> _Stated task_
Wherever the word "scene" shows up in a line, please copy that line.

> _Record excerpts_
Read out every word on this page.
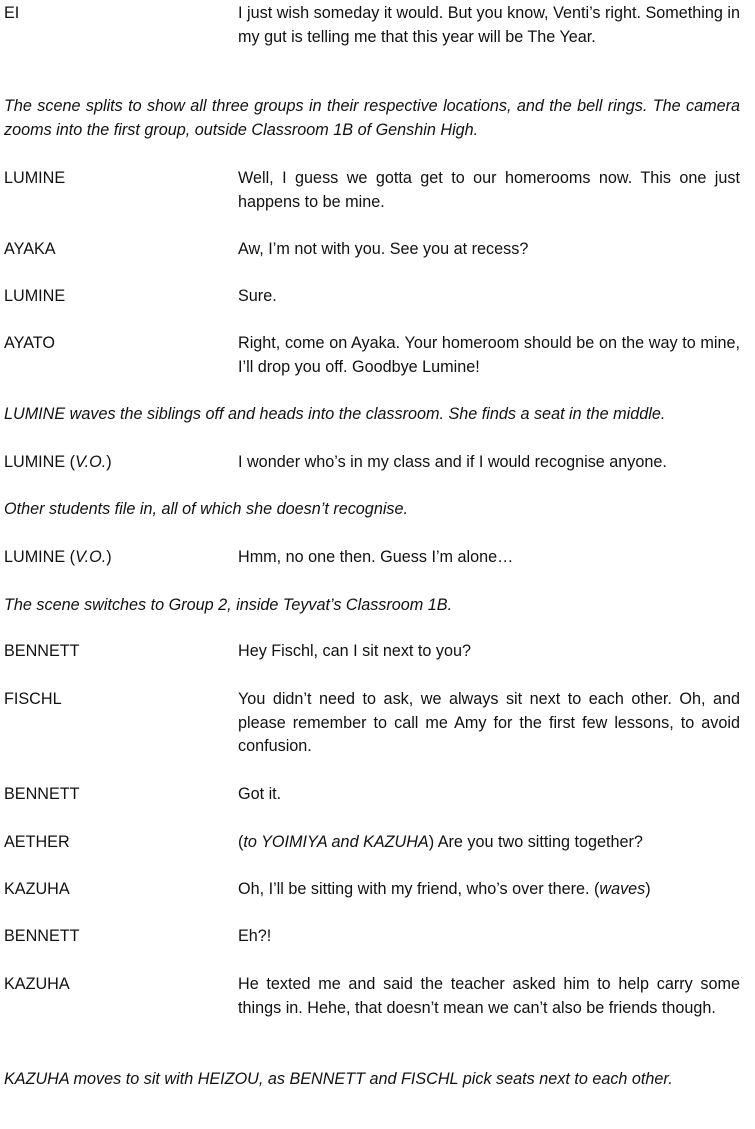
EI	I just wish someday it would. But you know, Venti’s right. Something in my gut is telling me that this year will be The Year.
The scene splits to show all three groups in their respective locations, and the bell rings. The camera zooms into the first group, outside Classroom 1B of Genshin High.
LUMINE	Well, I guess we gotta get to our homerooms now. This one just happens to be mine.
AYAKA	Aw, I’m not with you. See you at recess?
LUMINE	Sure.
AYATO	Right, come on Ayaka. Your homeroom should be on the way to mine, I’ll drop you off. Goodbye Lumine!
LUMINE waves the siblings off and heads into the classroom. She finds a seat in the middle.
LUMINE (V.O.)	I wonder who’s in my class and if I would recognise anyone.
Other students file in, all of which she doesn’t recognise.
LUMINE (V.O.)	Hmm, no one then. Guess I’m alone…
The scene switches to Group 2, inside Teyvat’s Classroom 1B.
BENNETT	Hey Fischl, can I sit next to you?
FISCHL	You didn’t need to ask, we always sit next to each other. Oh, and please remember to call me Amy for the first few lessons, to avoid confusion.
BENNETT	Got it.
AETHER	(to YOIMIYA and KAZUHA) Are you two sitting together?
KAZUHA	Oh, I’ll be sitting with my friend, who’s over there. (waves)
BENNETT	Eh?!
KAZUHA	He texted me and said the teacher asked him to help carry some things in. Hehe, that doesn’t mean we can’t also be friends though.
KAZUHA moves to sit with HEIZOU, as BENNETT and FISCHL pick seats next to each other.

> _Solution for this task_
The scene splits to show all three groups in their respective locations, and the bell rings. The camera zooms into the first group, outside Classroom 1B of Genshin High.
The scene switches to Group 2, inside Teyvat’s Classroom 1B.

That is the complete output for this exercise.